Exercise requirements:
The records below must be output exactly, without pictures.
[begin Data]
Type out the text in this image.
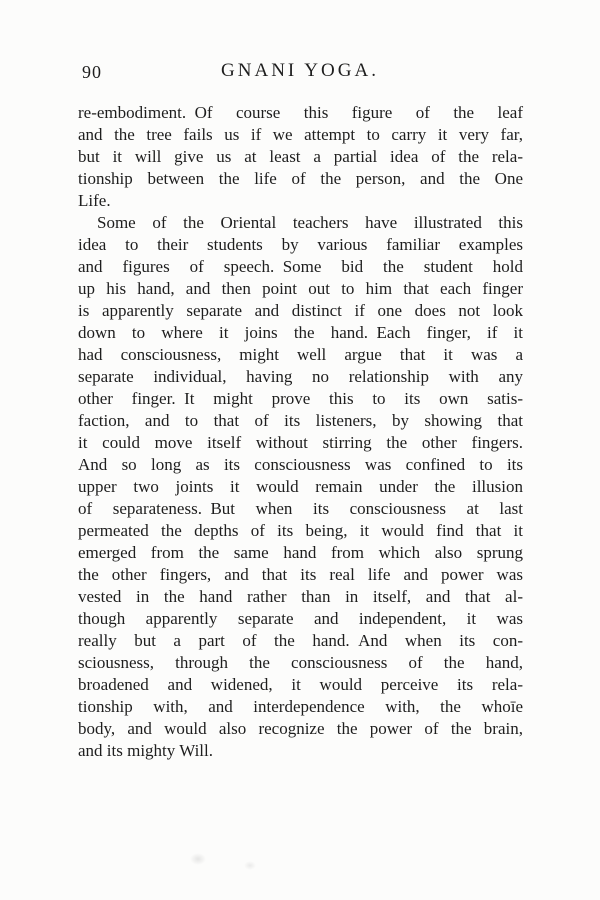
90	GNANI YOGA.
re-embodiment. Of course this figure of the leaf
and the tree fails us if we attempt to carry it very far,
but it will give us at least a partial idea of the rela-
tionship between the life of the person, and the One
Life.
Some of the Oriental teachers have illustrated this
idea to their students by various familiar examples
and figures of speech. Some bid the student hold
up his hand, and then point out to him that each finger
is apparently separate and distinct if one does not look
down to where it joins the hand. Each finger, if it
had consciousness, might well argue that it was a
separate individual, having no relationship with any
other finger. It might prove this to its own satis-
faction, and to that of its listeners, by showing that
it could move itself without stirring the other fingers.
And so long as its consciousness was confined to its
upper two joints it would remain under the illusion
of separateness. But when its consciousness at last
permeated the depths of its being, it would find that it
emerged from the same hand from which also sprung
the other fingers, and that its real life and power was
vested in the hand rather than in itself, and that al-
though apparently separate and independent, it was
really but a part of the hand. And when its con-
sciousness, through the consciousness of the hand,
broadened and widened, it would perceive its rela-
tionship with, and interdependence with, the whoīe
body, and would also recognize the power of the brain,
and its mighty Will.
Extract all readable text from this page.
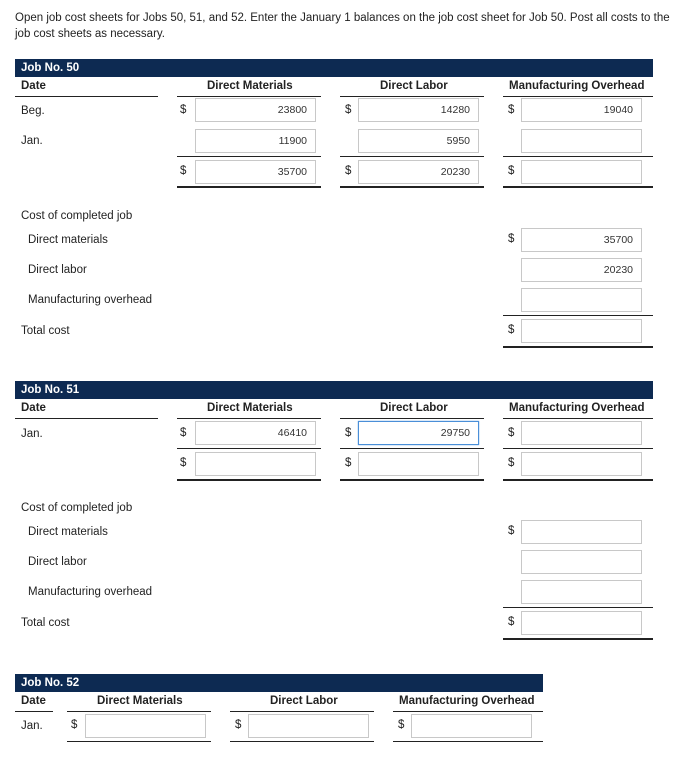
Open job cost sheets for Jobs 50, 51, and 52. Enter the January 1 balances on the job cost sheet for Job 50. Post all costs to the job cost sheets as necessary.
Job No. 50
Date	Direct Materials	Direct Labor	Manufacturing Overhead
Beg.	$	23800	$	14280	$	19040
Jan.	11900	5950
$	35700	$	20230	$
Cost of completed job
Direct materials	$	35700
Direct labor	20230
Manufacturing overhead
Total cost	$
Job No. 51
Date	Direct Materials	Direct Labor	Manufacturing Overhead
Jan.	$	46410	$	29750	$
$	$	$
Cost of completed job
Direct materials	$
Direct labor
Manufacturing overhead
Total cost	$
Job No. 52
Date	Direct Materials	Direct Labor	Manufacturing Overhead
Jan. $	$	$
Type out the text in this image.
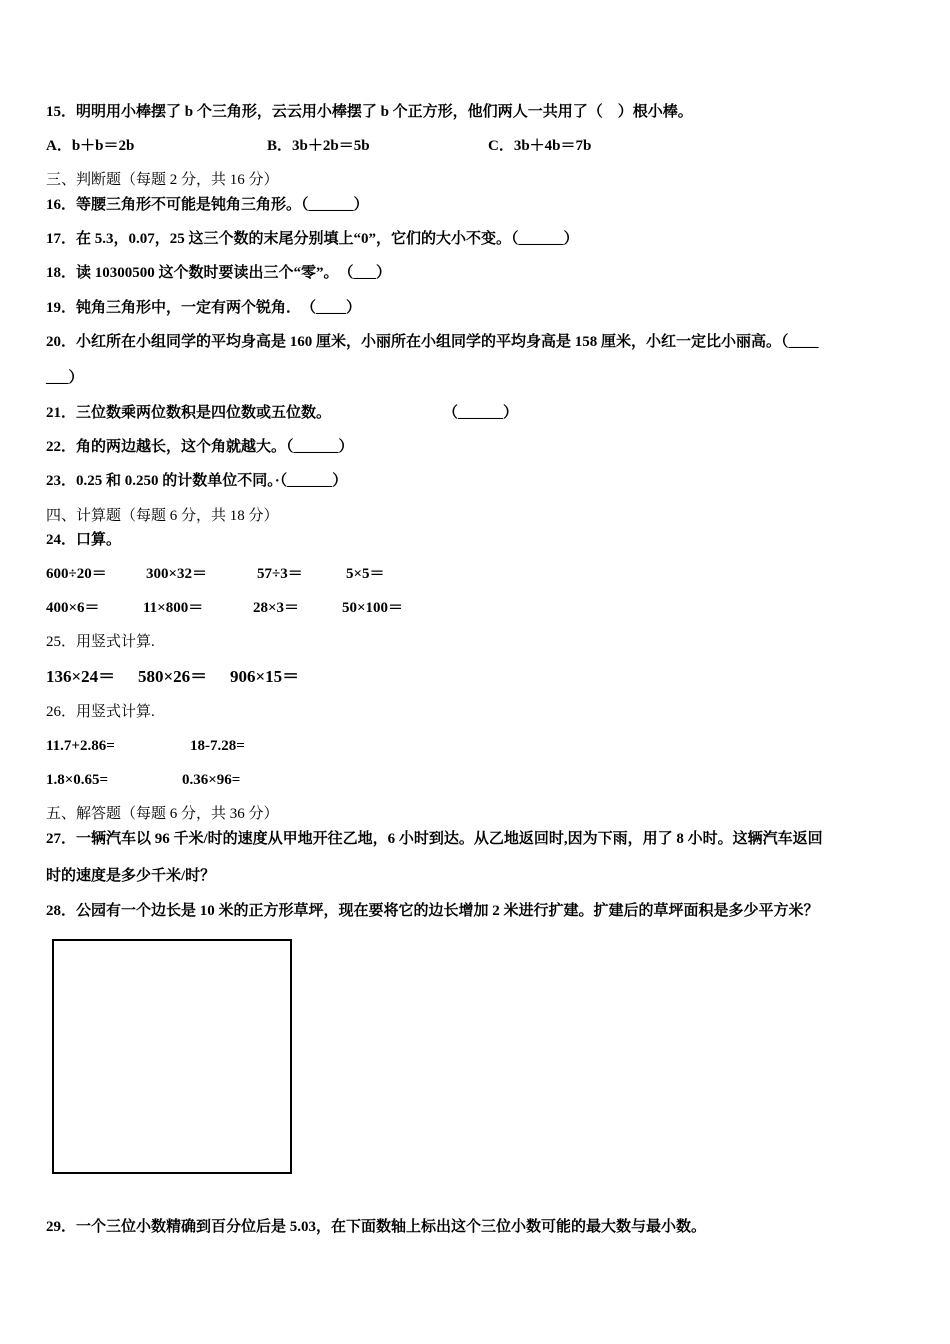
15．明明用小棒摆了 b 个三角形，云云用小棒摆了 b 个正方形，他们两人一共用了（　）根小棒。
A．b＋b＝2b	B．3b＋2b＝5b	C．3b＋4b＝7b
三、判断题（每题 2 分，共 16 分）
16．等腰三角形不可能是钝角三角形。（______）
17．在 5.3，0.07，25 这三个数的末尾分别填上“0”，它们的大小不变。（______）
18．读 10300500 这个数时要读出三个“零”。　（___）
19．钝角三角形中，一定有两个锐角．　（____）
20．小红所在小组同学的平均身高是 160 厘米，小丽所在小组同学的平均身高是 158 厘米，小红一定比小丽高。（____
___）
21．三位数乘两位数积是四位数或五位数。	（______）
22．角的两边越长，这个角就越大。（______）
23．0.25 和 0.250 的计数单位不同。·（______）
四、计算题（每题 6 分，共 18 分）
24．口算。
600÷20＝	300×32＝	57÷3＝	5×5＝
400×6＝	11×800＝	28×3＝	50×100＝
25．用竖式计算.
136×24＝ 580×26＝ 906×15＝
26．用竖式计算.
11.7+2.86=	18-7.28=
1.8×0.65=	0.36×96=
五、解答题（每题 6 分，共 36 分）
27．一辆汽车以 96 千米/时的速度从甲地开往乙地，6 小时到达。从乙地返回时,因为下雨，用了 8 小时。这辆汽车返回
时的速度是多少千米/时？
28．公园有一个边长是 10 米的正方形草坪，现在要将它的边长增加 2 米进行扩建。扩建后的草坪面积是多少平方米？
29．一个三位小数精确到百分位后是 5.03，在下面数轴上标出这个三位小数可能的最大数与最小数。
[end Data]
Full output:
Type out the text in this image.
90	GNANI YOGA.
re-embodiment. Of course this figure of the leaf
and the tree fails us if we attempt to carry it very far,
but it will give us at least a partial idea of the rela-
tionship between the life of the person, and the One
Life.
Some of the Oriental teachers have illustrated this
idea to their students by various familiar examples
and figures of speech. Some bid the student hold
up his hand, and then point out to him that each finger
is apparently separate and distinct if one does not look
down to where it joins the hand. Each finger, if it
had consciousness, might well argue that it was a
separate individual, having no relationship with any
other finger. It might prove this to its own satis-
faction, and to that of its listeners, by showing that
it could move itself without stirring the other fingers.
And so long as its consciousness was confined to its
upper two joints it would remain under the illusion
of separateness. But when its consciousness at last
permeated the depths of its being, it would find that it
emerged from the same hand from which also sprung
the other fingers, and that its real life and power was
vested in the hand rather than in itself, and that al-
though apparently separate and independent, it was
really but a part of the hand. And when its con-
sciousness, through the consciousness of the hand,
broadened and widened, it would perceive its rela-
tionship with, and interdependence with, the whoīe
body, and would also recognize the power of the brain,
and its mighty Will.
Extract all readable text from this page.
Open job cost sheets for Jobs 50, 51, and 52. Enter the January 1 balances on the job cost sheet for Job 50. Post all costs to the job cost sheets as necessary.
Job No. 50
Date	Direct Materials	Direct Labor	Manufacturing Overhead
Beg.	$	23800	$	14280	$	19040
Jan.	11900	5950
$	35700	$	20230	$
Cost of completed job
Direct materials	$	35700
Direct labor	20230
Manufacturing overhead
Total cost	$
Job No. 51
Date	Direct Materials	Direct Labor	Manufacturing Overhead
Jan.	$	46410	$	29750	$
$	$	$
Cost of completed job
Direct materials	$
Direct labor
Manufacturing overhead
Total cost	$
Job No. 52
Date	Direct Materials	Direct Labor	Manufacturing Overhead
Jan. $	$	$
Type out the text in this image.
15．明明用小棒摆了 b 个三角形，云云用小棒摆了 b 个正方形，他们两人一共用了（　）根小棒。
A．b＋b＝2b	B．3b＋2b＝5b	C．3b＋4b＝7b
三、判断题（每题 2 分，共 16 分）
16．等腰三角形不可能是钝角三角形。（______）
17．在 5.3，0.07，25 这三个数的末尾分别填上“0”，它们的大小不变。（______）
18．读 10300500 这个数时要读出三个“零”。　（___）
19．钝角三角形中，一定有两个锐角．　（____）
20．小红所在小组同学的平均身高是 160 厘米，小丽所在小组同学的平均身高是 158 厘米，小红一定比小丽高。（____
___）
21．三位数乘两位数积是四位数或五位数。	（______）
22．角的两边越长，这个角就越大。（______）
23．0.25 和 0.250 的计数单位不同。·（______）
四、计算题（每题 6 分，共 18 分）
24．口算。
600÷20＝	300×32＝	57÷3＝	5×5＝
400×6＝	11×800＝	28×3＝	50×100＝
25．用竖式计算.
136×24＝ 580×26＝ 906×15＝
26．用竖式计算.
11.7+2.86=	18-7.28=
1.8×0.65=	0.36×96=
五、解答题（每题 6 分，共 36 分）
27．一辆汽车以 96 千米/时的速度从甲地开往乙地，6 小时到达。从乙地返回时,因为下雨，用了 8 小时。这辆汽车返回
时的速度是多少千米/时？
28．公园有一个边长是 10 米的正方形草坪，现在要将它的边长增加 2 米进行扩建。扩建后的草坪面积是多少平方米？
29．一个三位小数精确到百分位后是 5.03，在下面数轴上标出这个三位小数可能的最大数与最小数。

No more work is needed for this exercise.